Dataset items
#####

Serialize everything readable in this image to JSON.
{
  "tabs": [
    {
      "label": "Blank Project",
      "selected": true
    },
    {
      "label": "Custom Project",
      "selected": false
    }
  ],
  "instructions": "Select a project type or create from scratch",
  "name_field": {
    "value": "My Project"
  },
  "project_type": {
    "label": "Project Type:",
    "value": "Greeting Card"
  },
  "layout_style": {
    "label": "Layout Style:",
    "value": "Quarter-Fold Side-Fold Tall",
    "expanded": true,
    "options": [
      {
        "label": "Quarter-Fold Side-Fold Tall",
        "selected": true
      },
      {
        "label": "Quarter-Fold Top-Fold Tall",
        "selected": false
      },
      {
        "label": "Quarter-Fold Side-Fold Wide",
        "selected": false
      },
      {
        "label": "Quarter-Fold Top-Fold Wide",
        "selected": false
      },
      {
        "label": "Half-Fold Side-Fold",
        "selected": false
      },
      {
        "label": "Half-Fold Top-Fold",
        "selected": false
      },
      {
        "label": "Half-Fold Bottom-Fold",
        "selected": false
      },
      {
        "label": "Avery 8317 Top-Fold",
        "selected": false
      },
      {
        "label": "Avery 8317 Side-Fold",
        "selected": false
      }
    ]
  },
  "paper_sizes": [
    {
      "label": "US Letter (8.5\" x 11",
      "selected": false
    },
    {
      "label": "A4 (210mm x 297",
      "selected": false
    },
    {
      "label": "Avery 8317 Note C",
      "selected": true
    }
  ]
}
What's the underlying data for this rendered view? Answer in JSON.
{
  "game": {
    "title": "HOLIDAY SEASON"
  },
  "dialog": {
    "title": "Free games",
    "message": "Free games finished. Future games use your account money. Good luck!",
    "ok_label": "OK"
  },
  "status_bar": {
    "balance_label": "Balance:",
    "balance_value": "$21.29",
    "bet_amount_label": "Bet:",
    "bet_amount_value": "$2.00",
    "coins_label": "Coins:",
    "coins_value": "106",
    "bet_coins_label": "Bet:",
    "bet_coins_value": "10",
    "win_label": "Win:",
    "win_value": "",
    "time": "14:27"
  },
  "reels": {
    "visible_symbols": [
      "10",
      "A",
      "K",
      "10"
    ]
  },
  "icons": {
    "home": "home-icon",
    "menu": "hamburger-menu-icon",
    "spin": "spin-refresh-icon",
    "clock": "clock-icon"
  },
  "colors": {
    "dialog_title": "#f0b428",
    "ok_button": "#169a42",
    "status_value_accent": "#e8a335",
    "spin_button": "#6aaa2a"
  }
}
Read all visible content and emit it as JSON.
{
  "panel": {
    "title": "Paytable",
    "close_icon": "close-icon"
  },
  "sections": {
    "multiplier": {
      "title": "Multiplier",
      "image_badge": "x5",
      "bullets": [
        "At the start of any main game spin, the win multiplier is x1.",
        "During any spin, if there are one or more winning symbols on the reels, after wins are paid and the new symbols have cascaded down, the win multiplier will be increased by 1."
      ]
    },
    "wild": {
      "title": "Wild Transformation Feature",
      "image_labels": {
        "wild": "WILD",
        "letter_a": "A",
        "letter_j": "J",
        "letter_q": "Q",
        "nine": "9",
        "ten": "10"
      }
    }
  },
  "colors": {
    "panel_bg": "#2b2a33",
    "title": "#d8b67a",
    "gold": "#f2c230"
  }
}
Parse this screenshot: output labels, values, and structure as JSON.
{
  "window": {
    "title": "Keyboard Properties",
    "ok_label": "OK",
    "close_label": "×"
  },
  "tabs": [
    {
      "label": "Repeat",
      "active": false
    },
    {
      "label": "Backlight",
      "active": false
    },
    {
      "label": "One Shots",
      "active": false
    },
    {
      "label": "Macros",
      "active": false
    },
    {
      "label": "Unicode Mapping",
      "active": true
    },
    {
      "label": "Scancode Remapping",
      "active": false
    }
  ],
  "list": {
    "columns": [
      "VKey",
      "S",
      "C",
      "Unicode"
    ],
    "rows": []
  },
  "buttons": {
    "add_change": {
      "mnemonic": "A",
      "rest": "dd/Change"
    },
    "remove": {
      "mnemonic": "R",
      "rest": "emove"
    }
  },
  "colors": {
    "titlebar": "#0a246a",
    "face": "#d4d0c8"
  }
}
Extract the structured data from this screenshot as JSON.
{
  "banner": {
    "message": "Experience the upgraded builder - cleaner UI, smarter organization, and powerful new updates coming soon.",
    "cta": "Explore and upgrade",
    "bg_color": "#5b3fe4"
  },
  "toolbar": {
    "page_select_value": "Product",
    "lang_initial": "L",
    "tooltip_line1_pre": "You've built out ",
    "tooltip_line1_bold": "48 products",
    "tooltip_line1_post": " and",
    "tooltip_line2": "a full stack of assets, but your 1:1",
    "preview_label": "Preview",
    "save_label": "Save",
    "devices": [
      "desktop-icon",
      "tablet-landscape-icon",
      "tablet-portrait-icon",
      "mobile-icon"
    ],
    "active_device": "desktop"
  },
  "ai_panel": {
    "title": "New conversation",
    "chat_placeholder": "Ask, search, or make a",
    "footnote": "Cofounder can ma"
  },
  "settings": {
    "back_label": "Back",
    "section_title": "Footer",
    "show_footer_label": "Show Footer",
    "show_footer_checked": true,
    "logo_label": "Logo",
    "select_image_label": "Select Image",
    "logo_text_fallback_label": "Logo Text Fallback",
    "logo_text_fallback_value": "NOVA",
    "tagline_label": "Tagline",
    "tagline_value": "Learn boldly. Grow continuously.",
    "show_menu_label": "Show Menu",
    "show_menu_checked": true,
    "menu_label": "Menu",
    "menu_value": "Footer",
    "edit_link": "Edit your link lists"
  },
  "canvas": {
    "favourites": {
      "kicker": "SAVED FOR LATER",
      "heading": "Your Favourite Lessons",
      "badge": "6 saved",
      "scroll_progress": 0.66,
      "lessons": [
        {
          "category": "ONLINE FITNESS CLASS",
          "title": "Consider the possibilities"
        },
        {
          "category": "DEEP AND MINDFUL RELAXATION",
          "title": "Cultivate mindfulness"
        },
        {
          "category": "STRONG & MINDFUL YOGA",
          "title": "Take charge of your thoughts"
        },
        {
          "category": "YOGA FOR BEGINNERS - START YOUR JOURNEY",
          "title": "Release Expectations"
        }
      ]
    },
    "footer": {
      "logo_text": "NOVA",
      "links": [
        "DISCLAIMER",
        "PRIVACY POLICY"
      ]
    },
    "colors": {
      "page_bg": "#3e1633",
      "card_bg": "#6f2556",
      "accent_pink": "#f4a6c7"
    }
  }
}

#####

## [Objective]
Write out the listing once more, matching it exactly.

## [Response to this exercise]
Serialize everything readable in this image to JSON.
{
  "tabs": [
    {
      "label": "Blank Project",
      "selected": true
    },
    {
      "label": "Custom Project",
      "selected": false
    }
  ],
  "instructions": "Select a project type or create from scratch",
  "name_field": {
    "value": "My Project"
  },
  "project_type": {
    "label": "Project Type:",
    "value": "Greeting Card"
  },
  "layout_style": {
    "label": "Layout Style:",
    "value": "Quarter-Fold Side-Fold Tall",
    "expanded": true,
    "options": [
      {
        "label": "Quarter-Fold Side-Fold Tall",
        "selected": true
      },
      {
        "label": "Quarter-Fold Top-Fold Tall",
        "selected": false
      },
      {
        "label": "Quarter-Fold Side-Fold Wide",
        "selected": false
      },
      {
        "label": "Quarter-Fold Top-Fold Wide",
        "selected": false
      },
      {
        "label": "Half-Fold Side-Fold",
        "selected": false
      },
      {
        "label": "Half-Fold Top-Fold",
        "selected": false
      },
      {
        "label": "Half-Fold Bottom-Fold",
        "selected": false
      },
      {
        "label": "Avery 8317 Top-Fold",
        "selected": false
      },
      {
        "label": "Avery 8317 Side-Fold",
        "selected": false
      }
    ]
  },
  "paper_sizes": [
    {
      "label": "US Letter (8.5\" x 11",
      "selected": false
    },
    {
      "label": "A4 (210mm x 297",
      "selected": false
    },
    {
      "label": "Avery 8317 Note C",
      "selected": true
    }
  ]
}
What's the underlying data for this rendered view? Answer in JSON.
{
  "game": {
    "title": "HOLIDAY SEASON"
  },
  "dialog": {
    "title": "Free games",
    "message": "Free games finished. Future games use your account money. Good luck!",
    "ok_label": "OK"
  },
  "status_bar": {
    "balance_label": "Balance:",
    "balance_value": "$21.29",
    "bet_amount_label": "Bet:",
    "bet_amount_value": "$2.00",
    "coins_label": "Coins:",
    "coins_value": "106",
    "bet_coins_label": "Bet:",
    "bet_coins_value": "10",
    "win_label": "Win:",
    "win_value": "",
    "time": "14:27"
  },
  "reels": {
    "visible_symbols": [
      "10",
      "A",
      "K",
      "10"
    ]
  },
  "icons": {
    "home": "home-icon",
    "menu": "hamburger-menu-icon",
    "spin": "spin-refresh-icon",
    "clock": "clock-icon"
  },
  "colors": {
    "dialog_title": "#f0b428",
    "ok_button": "#169a42",
    "status_value_accent": "#e8a335",
    "spin_button": "#6aaa2a"
  }
}
Read all visible content and emit it as JSON.
{
  "panel": {
    "title": "Paytable",
    "close_icon": "close-icon"
  },
  "sections": {
    "multiplier": {
      "title": "Multiplier",
      "image_badge": "x5",
      "bullets": [
        "At the start of any main game spin, the win multiplier is x1.",
        "During any spin, if there are one or more winning symbols on the reels, after wins are paid and the new symbols have cascaded down, the win multiplier will be increased by 1."
      ]
    },
    "wild": {
      "title": "Wild Transformation Feature",
      "image_labels": {
        "wild": "WILD",
        "letter_a": "A",
        "letter_j": "J",
        "letter_q": "Q",
        "nine": "9",
        "ten": "10"
      }
    }
  },
  "colors": {
    "panel_bg": "#2b2a33",
    "title": "#d8b67a",
    "gold": "#f2c230"
  }
}
Parse this screenshot: output labels, values, and structure as JSON.
{
  "window": {
    "title": "Keyboard Properties",
    "ok_label": "OK",
    "close_label": "×"
  },
  "tabs": [
    {
      "label": "Repeat",
      "active": false
    },
    {
      "label": "Backlight",
      "active": false
    },
    {
      "label": "One Shots",
      "active": false
    },
    {
      "label": "Macros",
      "active": false
    },
    {
      "label": "Unicode Mapping",
      "active": true
    },
    {
      "label": "Scancode Remapping",
      "active": false
    }
  ],
  "list": {
    "columns": [
      "VKey",
      "S",
      "C",
      "Unicode"
    ],
    "rows": []
  },
  "buttons": {
    "add_change": {
      "mnemonic": "A",
      "rest": "dd/Change"
    },
    "remove": {
      "mnemonic": "R",
      "rest": "emove"
    }
  },
  "colors": {
    "titlebar": "#0a246a",
    "face": "#d4d0c8"
  }
}
Extract the structured data from this screenshot as JSON.
{
  "banner": {
    "message": "Experience the upgraded builder - cleaner UI, smarter organization, and powerful new updates coming soon.",
    "cta": "Explore and upgrade",
    "bg_color": "#5b3fe4"
  },
  "toolbar": {
    "page_select_value": "Product",
    "lang_initial": "L",
    "tooltip_line1_pre": "You've built out ",
    "tooltip_line1_bold": "48 products",
    "tooltip_line1_post": " and",
    "tooltip_line2": "a full stack of assets, but your 1:1",
    "preview_label": "Preview",
    "save_label": "Save",
    "devices": [
      "desktop-icon",
      "tablet-landscape-icon",
      "tablet-portrait-icon",
      "mobile-icon"
    ],
    "active_device": "desktop"
  },
  "ai_panel": {
    "title": "New conversation",
    "chat_placeholder": "Ask, search, or make a",
    "footnote": "Cofounder can ma"
  },
  "settings": {
    "back_label": "Back",
    "section_title": "Footer",
    "show_footer_label": "Show Footer",
    "show_footer_checked": true,
    "logo_label": "Logo",
    "select_image_label": "Select Image",
    "logo_text_fallback_label": "Logo Text Fallback",
    "logo_text_fallback_value": "NOVA",
    "tagline_label": "Tagline",
    "tagline_value": "Learn boldly. Grow continuously.",
    "show_menu_label": "Show Menu",
    "show_menu_checked": true,
    "menu_label": "Menu",
    "menu_value": "Footer",
    "edit_link": "Edit your link lists"
  },
  "canvas": {
    "favourites": {
      "kicker": "SAVED FOR LATER",
      "heading": "Your Favourite Lessons",
      "badge": "6 saved",
      "scroll_progress": 0.66,
      "lessons": [
        {
          "category": "ONLINE FITNESS CLASS",
          "title": "Consider the possibilities"
        },
        {
          "category": "DEEP AND MINDFUL RELAXATION",
          "title": "Cultivate mindfulness"
        },
        {
          "category": "STRONG & MINDFUL YOGA",
          "title": "Take charge of your thoughts"
        },
        {
          "category": "YOGA FOR BEGINNERS - START YOUR JOURNEY",
          "title": "Release Expectations"
        }
      ]
    },
    "footer": {
      "logo_text": "NOVA",
      "links": [
        "DISCLAIMER",
        "PRIVACY POLICY"
      ]
    },
    "colors": {
      "page_bg": "#3e1633",
      "card_bg": "#6f2556",
      "accent_pink": "#f4a6c7"
    }
  }
}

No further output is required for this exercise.